EXERCISE DETAILS:
Omit every picture, then give all the entries again exactly.

MATERIAL:
========================
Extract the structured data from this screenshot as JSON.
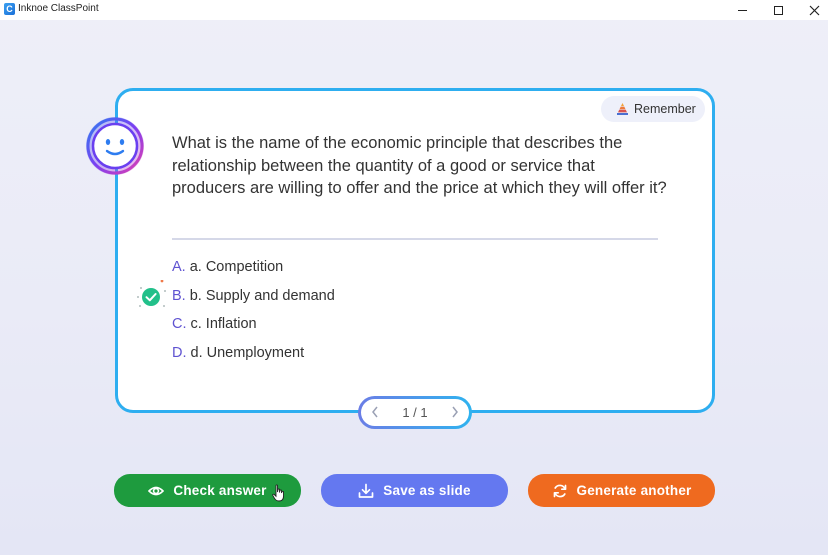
{
  "window": {
    "app_icon_letter": "C",
    "title": "Inknoe ClassPoint"
  },
  "card": {
    "level_badge": "Remember",
    "question": "What is the name of the economic principle that describes the relationship between the quantity of a good or service that producers are willing to offer and the price at which they will offer it?",
    "options": [
      {
        "letter": "A.",
        "text": "a. Competition",
        "correct": false
      },
      {
        "letter": "B.",
        "text": "b. Supply and demand",
        "correct": true
      },
      {
        "letter": "C.",
        "text": "c. Inflation",
        "correct": false
      },
      {
        "letter": "D.",
        "text": "d. Unemployment",
        "correct": false
      }
    ]
  },
  "pager": {
    "text": "1 / 1",
    "prev_icon": "chevron-left-icon",
    "next_icon": "chevron-right-icon"
  },
  "actions": {
    "check_label": "Check answer",
    "save_label": "Save as slide",
    "generate_label": "Generate another"
  },
  "colors": {
    "card_border": "#2eaef0",
    "option_letter": "#5f53d1",
    "check_button": "#1e9b3e",
    "save_button": "#6478f0",
    "generate_button": "#ef6a1f",
    "correct_mark": "#22c08a"
  }
}
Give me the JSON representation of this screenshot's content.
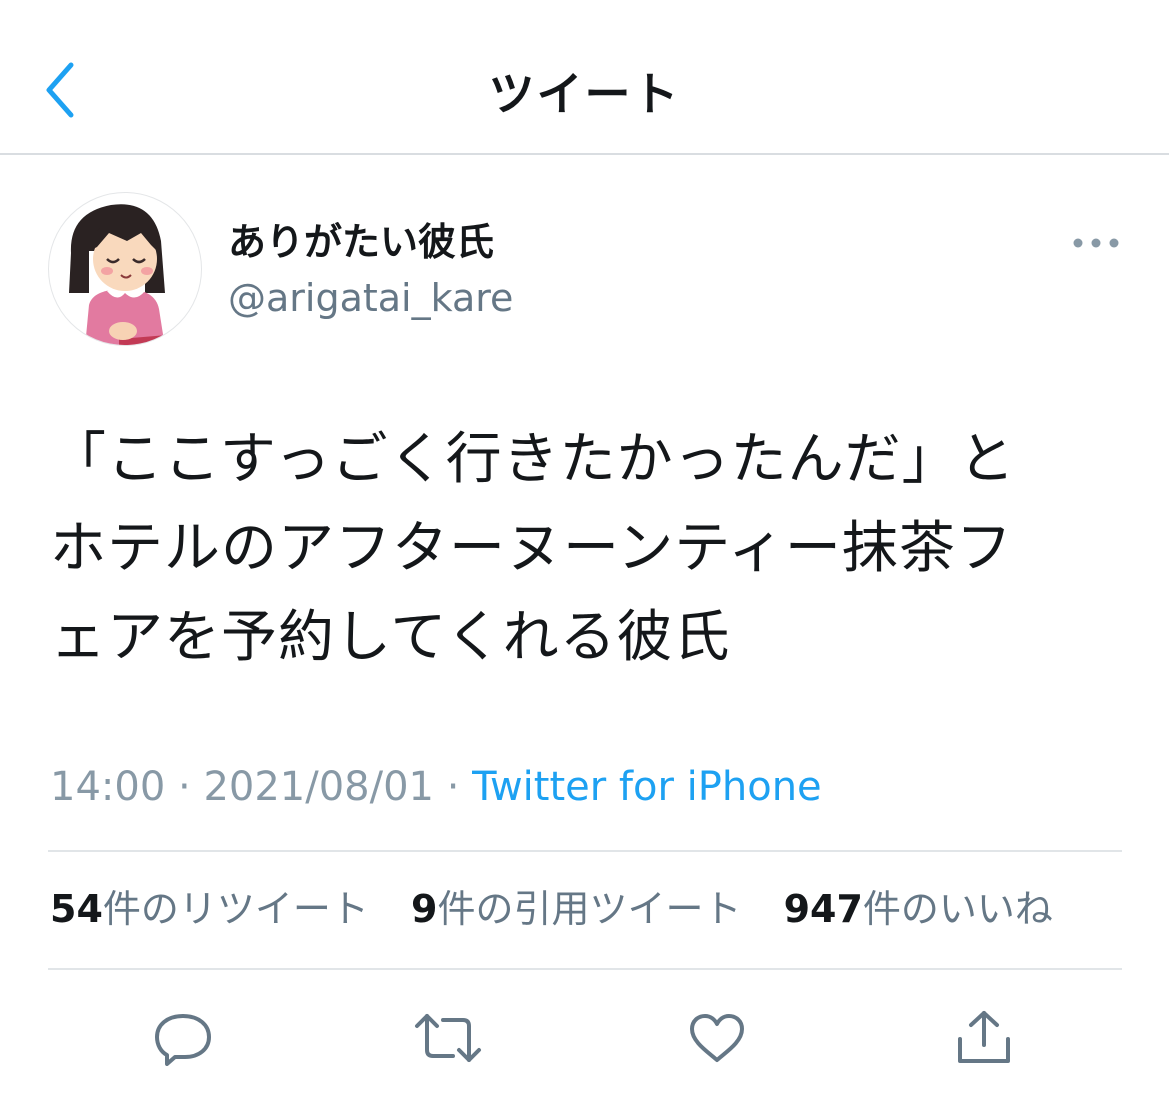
{
  "nav": {
    "title": "ツイート"
  },
  "user": {
    "name": "ありがたい彼氏",
    "handle": "@arigatai_kare"
  },
  "tweet": {
    "text": "「ここすっごく行きたかったんだ」と\nホテルのアフターヌーンティー抹茶フ\nェアを予約してくれる彼氏",
    "time": "14:00",
    "date": "2021/08/01",
    "separator": "·",
    "source": "Twitter for iPhone"
  },
  "stats": {
    "retweets": {
      "count": "54",
      "label": "件のリツイート"
    },
    "quotes": {
      "count": "9",
      "label": "件の引用ツイート"
    },
    "likes": {
      "count": "947",
      "label": "件のいいね"
    }
  },
  "icons": {
    "back": "chevron-left-icon",
    "more": "more-dots-icon",
    "reply": "reply-icon",
    "retweet": "retweet-icon",
    "like": "heart-icon",
    "share": "share-icon"
  },
  "colors": {
    "accent": "#1da1f2",
    "secondary_text": "#657786",
    "divider": "#e1e5e8"
  }
}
========================
COMPLETE RESPONSE:
Extract the structured data from this screenshot as JSON.
{
  "window": {
    "app_icon_letter": "C",
    "title": "Inknoe ClassPoint"
  },
  "card": {
    "level_badge": "Remember",
    "question": "What is the name of the economic principle that describes the relationship between the quantity of a good or service that producers are willing to offer and the price at which they will offer it?",
    "options": [
      {
        "letter": "A.",
        "text": "a. Competition",
        "correct": false
      },
      {
        "letter": "B.",
        "text": "b. Supply and demand",
        "correct": true
      },
      {
        "letter": "C.",
        "text": "c. Inflation",
        "correct": false
      },
      {
        "letter": "D.",
        "text": "d. Unemployment",
        "correct": false
      }
    ]
  },
  "pager": {
    "text": "1 / 1",
    "prev_icon": "chevron-left-icon",
    "next_icon": "chevron-right-icon"
  },
  "actions": {
    "check_label": "Check answer",
    "save_label": "Save as slide",
    "generate_label": "Generate another"
  },
  "colors": {
    "card_border": "#2eaef0",
    "option_letter": "#5f53d1",
    "check_button": "#1e9b3e",
    "save_button": "#6478f0",
    "generate_button": "#ef6a1f",
    "correct_mark": "#22c08a"
  }
}
Give me the JSON representation of this screenshot's content.
{
  "nav": {
    "title": "ツイート"
  },
  "user": {
    "name": "ありがたい彼氏",
    "handle": "@arigatai_kare"
  },
  "tweet": {
    "text": "「ここすっごく行きたかったんだ」と\nホテルのアフターヌーンティー抹茶フ\nェアを予約してくれる彼氏",
    "time": "14:00",
    "date": "2021/08/01",
    "separator": "·",
    "source": "Twitter for iPhone"
  },
  "stats": {
    "retweets": {
      "count": "54",
      "label": "件のリツイート"
    },
    "quotes": {
      "count": "9",
      "label": "件の引用ツイート"
    },
    "likes": {
      "count": "947",
      "label": "件のいいね"
    }
  },
  "icons": {
    "back": "chevron-left-icon",
    "more": "more-dots-icon",
    "reply": "reply-icon",
    "retweet": "retweet-icon",
    "like": "heart-icon",
    "share": "share-icon"
  },
  "colors": {
    "accent": "#1da1f2",
    "secondary_text": "#657786",
    "divider": "#e1e5e8"
  }
}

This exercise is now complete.